§ **Exercise objective**:
All of the listing below must be repeated word for word. Pictures are the only thing to omit.

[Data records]
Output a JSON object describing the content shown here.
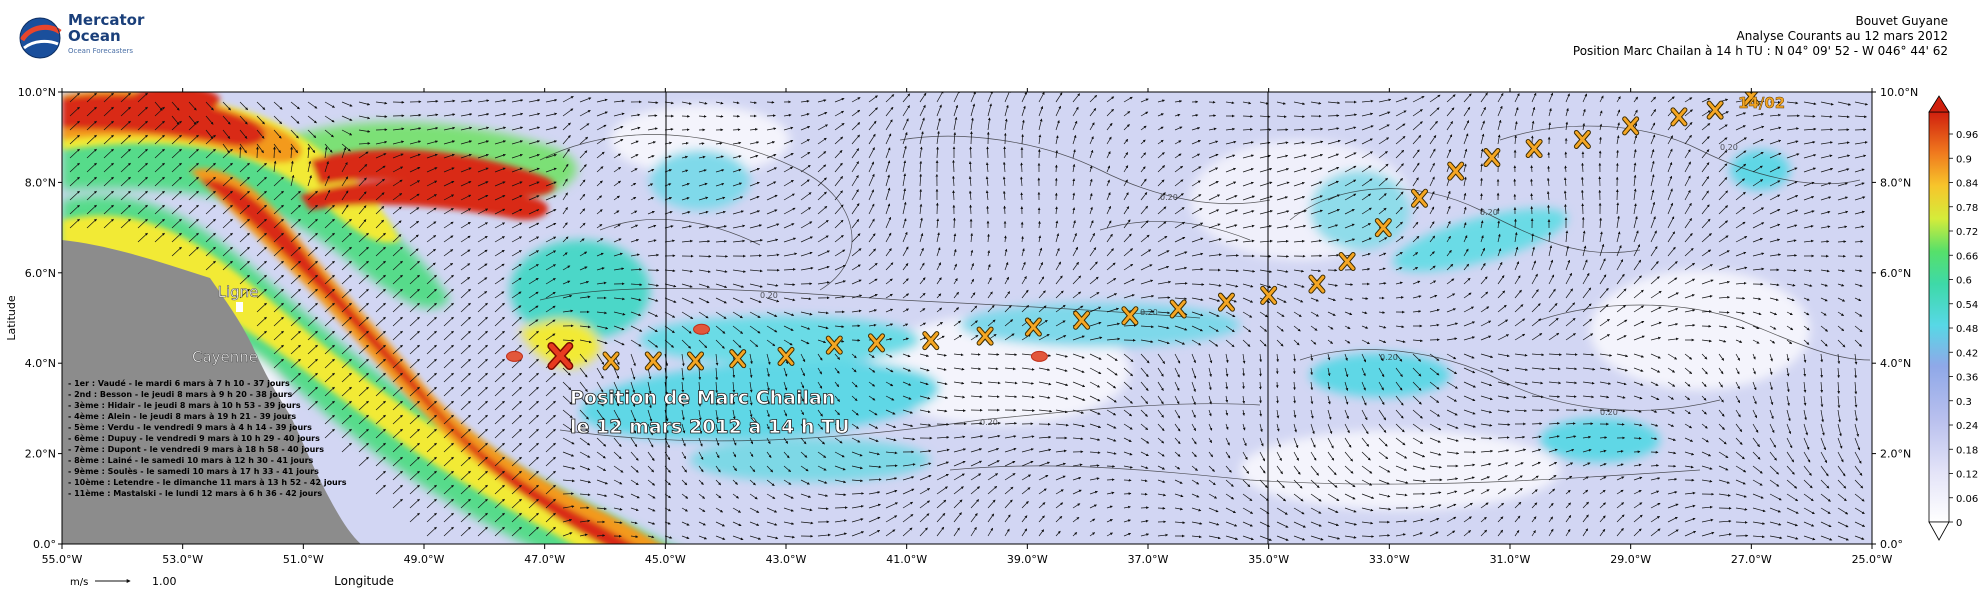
{
  "logo": {
    "line1": "Mercator",
    "line2": "Ocean",
    "tagline": "Ocean Forecasters"
  },
  "header": {
    "line1": "Bouvet Guyane",
    "line2": "Analyse Courants au 12 mars 2012",
    "line3": "Position Marc Chailan à 14 h TU : N 04° 09' 52 - W 046° 44' 62"
  },
  "map": {
    "lat_ticks": [
      "10.0°N",
      "8.0°N",
      "6.0°N",
      "4.0°N",
      "2.0°N",
      "0.0°"
    ],
    "lon_ticks": [
      "55.0°W",
      "53.0°W",
      "51.0°W",
      "49.0°W",
      "47.0°W",
      "45.0°W",
      "43.0°W",
      "41.0°W",
      "39.0°W",
      "37.0°W",
      "35.0°W",
      "33.0°W",
      "31.0°W",
      "29.0°W",
      "27.0°W",
      "25.0°W"
    ],
    "xlabel": "Longitude",
    "ylabel": "Latitude",
    "place_labels": {
      "ligne": "Ligne",
      "cayenne": "Cayenne"
    },
    "date_label": "14/02",
    "annotation_line1": "Position de Marc Chailan",
    "annotation_line2": "le 12 mars 2012 à 14 h TU",
    "vector_scale_unit": "m/s",
    "vector_scale_value": "1.00",
    "contour_label": "0.20",
    "colorbar_ticks": [
      "0.96",
      "0.9",
      "0.84",
      "0.78",
      "0.72",
      "0.66",
      "0.6",
      "0.54",
      "0.48",
      "0.42",
      "0.36",
      "0.3",
      "0.24",
      "0.18",
      "0.12",
      "0.06",
      "0"
    ],
    "colors": {
      "land": "#8c8c8c",
      "calm": "#ffffff",
      "weak": "#c8cdf0",
      "cyan": "#5fd7e6",
      "green": "#3ee08a",
      "yellow": "#f2ea35",
      "orange": "#f39a1f",
      "red": "#d92a12",
      "marker": "#f5a623"
    }
  },
  "arrivals": [
    "- 1er : Vaudé - le mardi 6 mars à 7 h 10 - 37 jours",
    "- 2nd : Besson - le jeudi 8 mars à 9 h 20 - 38 jours",
    "- 3ème : Hidair - le jeudi 8 mars à 10 h 53 - 39 jours",
    "- 4ème : Alein - le jeudi 8 mars à 19 h 21 - 39 jours",
    "- 5ème : Verdu - le vendredi 9 mars à 4 h 14 - 39 jours",
    "- 6ème : Dupuy - le vendredi 9 mars à 10 h 29 - 40 jours",
    "- 7ème : Dupont - le vendredi 9 mars à 18 h 58 - 40 jours",
    "- 8ème : Lainé - le samedi 10 mars à 12 h 30 - 41 jours",
    "- 9ème : Soulès - le samedi 10 mars à 17 h 33 - 41 jours",
    "- 10ème : Letendre - le dimanche 11 mars à 13 h 52 - 42 jours",
    "- 11ème : Mastalski - le lundi 12 mars à 6 h 36 - 42 jours"
  ],
  "track_positions": [
    {
      "lon": -45.9,
      "lat": 4.05
    },
    {
      "lon": -45.2,
      "lat": 4.05
    },
    {
      "lon": -44.5,
      "lat": 4.05
    },
    {
      "lon": -43.8,
      "lat": 4.1
    },
    {
      "lon": -43.0,
      "lat": 4.15
    },
    {
      "lon": -42.2,
      "lat": 4.4
    },
    {
      "lon": -41.5,
      "lat": 4.45
    },
    {
      "lon": -40.6,
      "lat": 4.5
    },
    {
      "lon": -39.7,
      "lat": 4.6
    },
    {
      "lon": -38.9,
      "lat": 4.8
    },
    {
      "lon": -38.1,
      "lat": 4.95
    },
    {
      "lon": -37.3,
      "lat": 5.05
    },
    {
      "lon": -36.5,
      "lat": 5.2
    },
    {
      "lon": -35.7,
      "lat": 5.35
    },
    {
      "lon": -35.0,
      "lat": 5.5
    },
    {
      "lon": -34.2,
      "lat": 5.75
    },
    {
      "lon": -33.7,
      "lat": 6.25
    },
    {
      "lon": -33.1,
      "lat": 7.0
    },
    {
      "lon": -32.5,
      "lat": 7.65
    },
    {
      "lon": -31.9,
      "lat": 8.25
    },
    {
      "lon": -31.3,
      "lat": 8.55
    },
    {
      "lon": -30.6,
      "lat": 8.75
    },
    {
      "lon": -29.8,
      "lat": 8.95
    },
    {
      "lon": -29.0,
      "lat": 9.25
    },
    {
      "lon": -28.2,
      "lat": 9.45
    },
    {
      "lon": -27.6,
      "lat": 9.6
    },
    {
      "lon": -27.0,
      "lat": 9.9
    }
  ],
  "current_position": {
    "lon": -46.74,
    "lat": 4.16
  },
  "eddy_markers": [
    {
      "lon": -47.5,
      "lat": 4.15
    },
    {
      "lon": -44.4,
      "lat": 4.75
    },
    {
      "lon": -38.8,
      "lat": 4.15
    }
  ]
}
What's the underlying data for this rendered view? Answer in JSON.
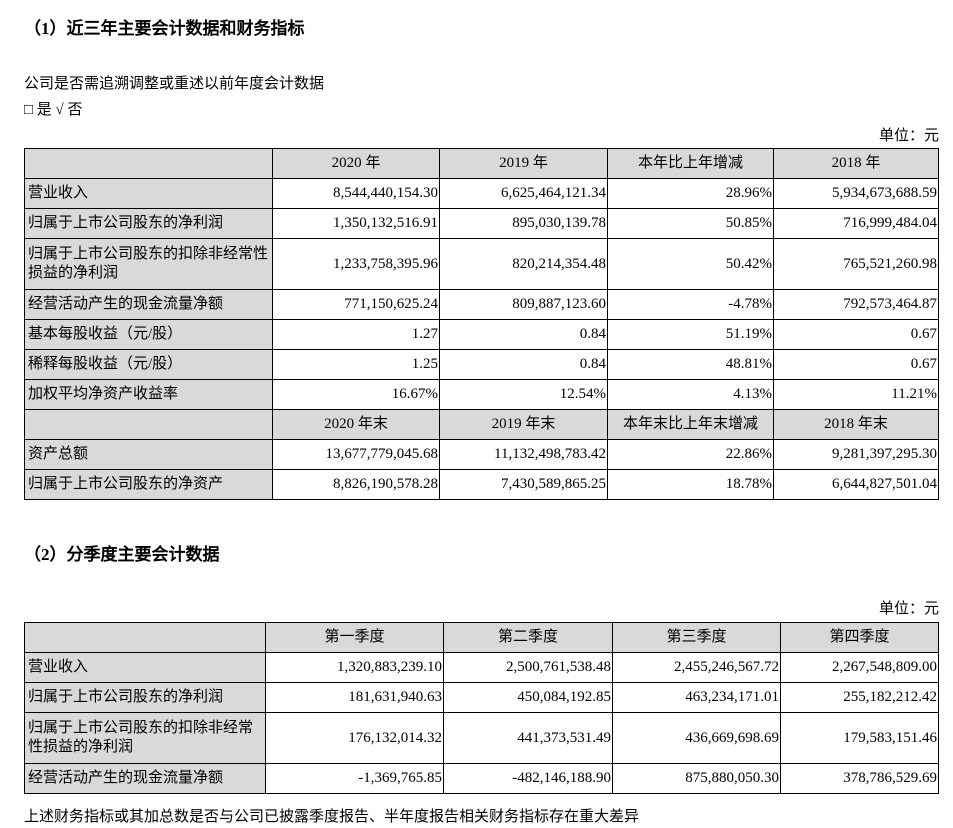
{
  "section1": {
    "title": "（1）近三年主要会计数据和财务指标",
    "question": "公司是否需追溯调整或重述以前年度会计数据",
    "options": "□ 是 √ 否",
    "unit": "单位：元",
    "header": [
      "",
      "2020 年",
      "2019 年",
      "本年比上年增减",
      "2018 年"
    ],
    "rows": [
      [
        "营业收入",
        "8,544,440,154.30",
        "6,625,464,121.34",
        "28.96%",
        "5,934,673,688.59"
      ],
      [
        "归属于上市公司股东的净利润",
        "1,350,132,516.91",
        "895,030,139.78",
        "50.85%",
        "716,999,484.04"
      ],
      [
        "归属于上市公司股东的扣除非经常性损益的净利润",
        "1,233,758,395.96",
        "820,214,354.48",
        "50.42%",
        "765,521,260.98"
      ],
      [
        "经营活动产生的现金流量净额",
        "771,150,625.24",
        "809,887,123.60",
        "-4.78%",
        "792,573,464.87"
      ],
      [
        "基本每股收益（元/股）",
        "1.27",
        "0.84",
        "51.19%",
        "0.67"
      ],
      [
        "稀释每股收益（元/股）",
        "1.25",
        "0.84",
        "48.81%",
        "0.67"
      ],
      [
        "加权平均净资产收益率",
        "16.67%",
        "12.54%",
        "4.13%",
        "11.21%"
      ]
    ],
    "header2": [
      "",
      "2020 年末",
      "2019 年末",
      "本年末比上年末增减",
      "2018 年末"
    ],
    "rows2": [
      [
        "资产总额",
        "13,677,779,045.68",
        "11,132,498,783.42",
        "22.86%",
        "9,281,397,295.30"
      ],
      [
        "归属于上市公司股东的净资产",
        "8,826,190,578.28",
        "7,430,589,865.25",
        "18.78%",
        "6,644,827,501.04"
      ]
    ]
  },
  "section2": {
    "title": "（2）分季度主要会计数据",
    "unit": "单位：元",
    "header": [
      "",
      "第一季度",
      "第二季度",
      "第三季度",
      "第四季度"
    ],
    "rows": [
      [
        "营业收入",
        "1,320,883,239.10",
        "2,500,761,538.48",
        "2,455,246,567.72",
        "2,267,548,809.00"
      ],
      [
        "归属于上市公司股东的净利润",
        "181,631,940.63",
        "450,084,192.85",
        "463,234,171.01",
        "255,182,212.42"
      ],
      [
        "归属于上市公司股东的扣除非经常性损益的净利润",
        "176,132,014.32",
        "441,373,531.49",
        "436,669,698.69",
        "179,583,151.46"
      ],
      [
        "经营活动产生的现金流量净额",
        "-1,369,765.85",
        "-482,146,188.90",
        "875,880,050.30",
        "378,786,529.69"
      ]
    ],
    "footnote": "上述财务指标或其加总数是否与公司已披露季度报告、半年度报告相关财务指标存在重大差异"
  }
}
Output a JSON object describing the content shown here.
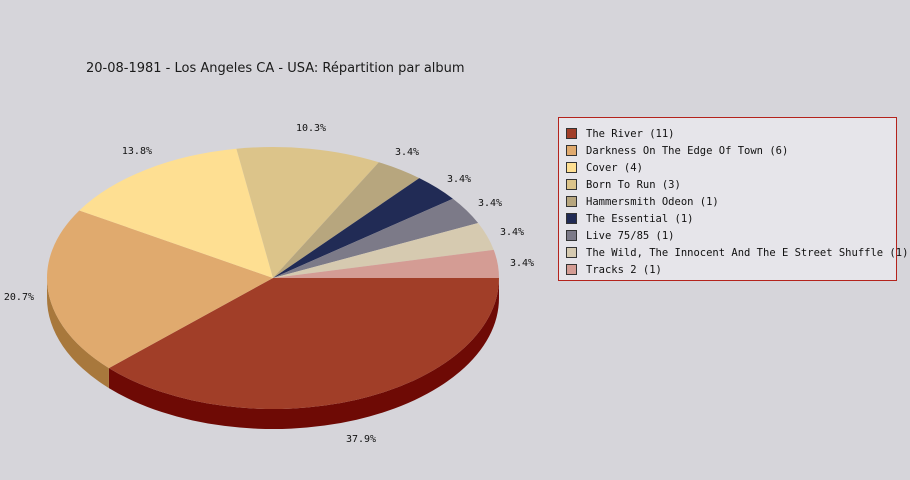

§ **Result**:
Output a JSON object describing the content shown here.
{
  "logo": {
    "line1": "Mercator",
    "line2": "Ocean",
    "tagline": "Ocean Forecasters"
  },
  "header": {
    "line1": "Bouvet Guyane",
    "line2": "Analyse Courants au 12 mars 2012",
    "line3": "Position Marc Chailan à 14 h TU : N 04° 09' 52 - W 046° 44' 62"
  },
  "map": {
    "lat_ticks": [
      "10.0°N",
      "8.0°N",
      "6.0°N",
      "4.0°N",
      "2.0°N",
      "0.0°"
    ],
    "lon_ticks": [
      "55.0°W",
      "53.0°W",
      "51.0°W",
      "49.0°W",
      "47.0°W",
      "45.0°W",
      "43.0°W",
      "41.0°W",
      "39.0°W",
      "37.0°W",
      "35.0°W",
      "33.0°W",
      "31.0°W",
      "29.0°W",
      "27.0°W",
      "25.0°W"
    ],
    "xlabel": "Longitude",
    "ylabel": "Latitude",
    "place_labels": {
      "ligne": "Ligne",
      "cayenne": "Cayenne"
    },
    "date_label": "14/02",
    "annotation_line1": "Position de Marc Chailan",
    "annotation_line2": "le 12 mars 2012 à 14 h TU",
    "vector_scale_unit": "m/s",
    "vector_scale_value": "1.00",
    "contour_label": "0.20",
    "colorbar_ticks": [
      "0.96",
      "0.9",
      "0.84",
      "0.78",
      "0.72",
      "0.66",
      "0.6",
      "0.54",
      "0.48",
      "0.42",
      "0.36",
      "0.3",
      "0.24",
      "0.18",
      "0.12",
      "0.06",
      "0"
    ],
    "colors": {
      "land": "#8c8c8c",
      "calm": "#ffffff",
      "weak": "#c8cdf0",
      "cyan": "#5fd7e6",
      "green": "#3ee08a",
      "yellow": "#f2ea35",
      "orange": "#f39a1f",
      "red": "#d92a12",
      "marker": "#f5a623"
    }
  },
  "arrivals": [
    "- 1er : Vaudé - le mardi 6 mars à 7 h 10 - 37 jours",
    "- 2nd : Besson - le jeudi 8 mars à 9 h 20 - 38 jours",
    "- 3ème : Hidair - le jeudi 8 mars à 10 h 53 - 39 jours",
    "- 4ème : Alein - le jeudi 8 mars à 19 h 21 - 39 jours",
    "- 5ème : Verdu - le vendredi 9 mars à 4 h 14 - 39 jours",
    "- 6ème : Dupuy - le vendredi 9 mars à 10 h 29 - 40 jours",
    "- 7ème : Dupont - le vendredi 9 mars à 18 h 58 - 40 jours",
    "- 8ème : Lainé - le samedi 10 mars à 12 h 30 - 41 jours",
    "- 9ème : Soulès - le samedi 10 mars à 17 h 33 - 41 jours",
    "- 10ème : Letendre - le dimanche 11 mars à 13 h 52 - 42 jours",
    "- 11ème : Mastalski - le lundi 12 mars à 6 h 36 - 42 jours"
  ],
  "track_positions": [
    {
      "lon": -45.9,
      "lat": 4.05
    },
    {
      "lon": -45.2,
      "lat": 4.05
    },
    {
      "lon": -44.5,
      "lat": 4.05
    },
    {
      "lon": -43.8,
      "lat": 4.1
    },
    {
      "lon": -43.0,
      "lat": 4.15
    },
    {
      "lon": -42.2,
      "lat": 4.4
    },
    {
      "lon": -41.5,
      "lat": 4.45
    },
    {
      "lon": -40.6,
      "lat": 4.5
    },
    {
      "lon": -39.7,
      "lat": 4.6
    },
    {
      "lon": -38.9,
      "lat": 4.8
    },
    {
      "lon": -38.1,
      "lat": 4.95
    },
    {
      "lon": -37.3,
      "lat": 5.05
    },
    {
      "lon": -36.5,
      "lat": 5.2
    },
    {
      "lon": -35.7,
      "lat": 5.35
    },
    {
      "lon": -35.0,
      "lat": 5.5
    },
    {
      "lon": -34.2,
      "lat": 5.75
    },
    {
      "lon": -33.7,
      "lat": 6.25
    },
    {
      "lon": -33.1,
      "lat": 7.0
    },
    {
      "lon": -32.5,
      "lat": 7.65
    },
    {
      "lon": -31.9,
      "lat": 8.25
    },
    {
      "lon": -31.3,
      "lat": 8.55
    },
    {
      "lon": -30.6,
      "lat": 8.75
    },
    {
      "lon": -29.8,
      "lat": 8.95
    },
    {
      "lon": -29.0,
      "lat": 9.25
    },
    {
      "lon": -28.2,
      "lat": 9.45
    },
    {
      "lon": -27.6,
      "lat": 9.6
    },
    {
      "lon": -27.0,
      "lat": 9.9
    }
  ],
  "current_position": {
    "lon": -46.74,
    "lat": 4.16
  },
  "eddy_markers": [
    {
      "lon": -47.5,
      "lat": 4.15
    },
    {
      "lon": -44.4,
      "lat": 4.75
    },
    {
      "lon": -38.8,
      "lat": 4.15
    }
  ]
}
What's the underlying data for this rendered view? Answer in JSON.
{
  "section1": {
    "title": "（1）近三年主要会计数据和财务指标",
    "question": "公司是否需追溯调整或重述以前年度会计数据",
    "options": "□ 是 √ 否",
    "unit": "单位：元",
    "header": [
      "",
      "2020 年",
      "2019 年",
      "本年比上年增减",
      "2018 年"
    ],
    "rows": [
      [
        "营业收入",
        "8,544,440,154.30",
        "6,625,464,121.34",
        "28.96%",
        "5,934,673,688.59"
      ],
      [
        "归属于上市公司股东的净利润",
        "1,350,132,516.91",
        "895,030,139.78",
        "50.85%",
        "716,999,484.04"
      ],
      [
        "归属于上市公司股东的扣除非经常性损益的净利润",
        "1,233,758,395.96",
        "820,214,354.48",
        "50.42%",
        "765,521,260.98"
      ],
      [
        "经营活动产生的现金流量净额",
        "771,150,625.24",
        "809,887,123.60",
        "-4.78%",
        "792,573,464.87"
      ],
      [
        "基本每股收益（元/股）",
        "1.27",
        "0.84",
        "51.19%",
        "0.67"
      ],
      [
        "稀释每股收益（元/股）",
        "1.25",
        "0.84",
        "48.81%",
        "0.67"
      ],
      [
        "加权平均净资产收益率",
        "16.67%",
        "12.54%",
        "4.13%",
        "11.21%"
      ]
    ],
    "header2": [
      "",
      "2020 年末",
      "2019 年末",
      "本年末比上年末增减",
      "2018 年末"
    ],
    "rows2": [
      [
        "资产总额",
        "13,677,779,045.68",
        "11,132,498,783.42",
        "22.86%",
        "9,281,397,295.30"
      ],
      [
        "归属于上市公司股东的净资产",
        "8,826,190,578.28",
        "7,430,589,865.25",
        "18.78%",
        "6,644,827,501.04"
      ]
    ]
  },
  "section2": {
    "title": "（2）分季度主要会计数据",
    "unit": "单位：元",
    "header": [
      "",
      "第一季度",
      "第二季度",
      "第三季度",
      "第四季度"
    ],
    "rows": [
      [
        "营业收入",
        "1,320,883,239.10",
        "2,500,761,538.48",
        "2,455,246,567.72",
        "2,267,548,809.00"
      ],
      [
        "归属于上市公司股东的净利润",
        "181,631,940.63",
        "450,084,192.85",
        "463,234,171.01",
        "255,182,212.42"
      ],
      [
        "归属于上市公司股东的扣除非经常性损益的净利润",
        "176,132,014.32",
        "441,373,531.49",
        "436,669,698.69",
        "179,583,151.46"
      ],
      [
        "经营活动产生的现金流量净额",
        "-1,369,765.85",
        "-482,146,188.90",
        "875,880,050.30",
        "378,786,529.69"
      ]
    ],
    "footnote": "上述财务指标或其加总数是否与公司已披露季度报告、半年度报告相关财务指标存在重大差异"
  }
}
Output a JSON object describing the content shown here.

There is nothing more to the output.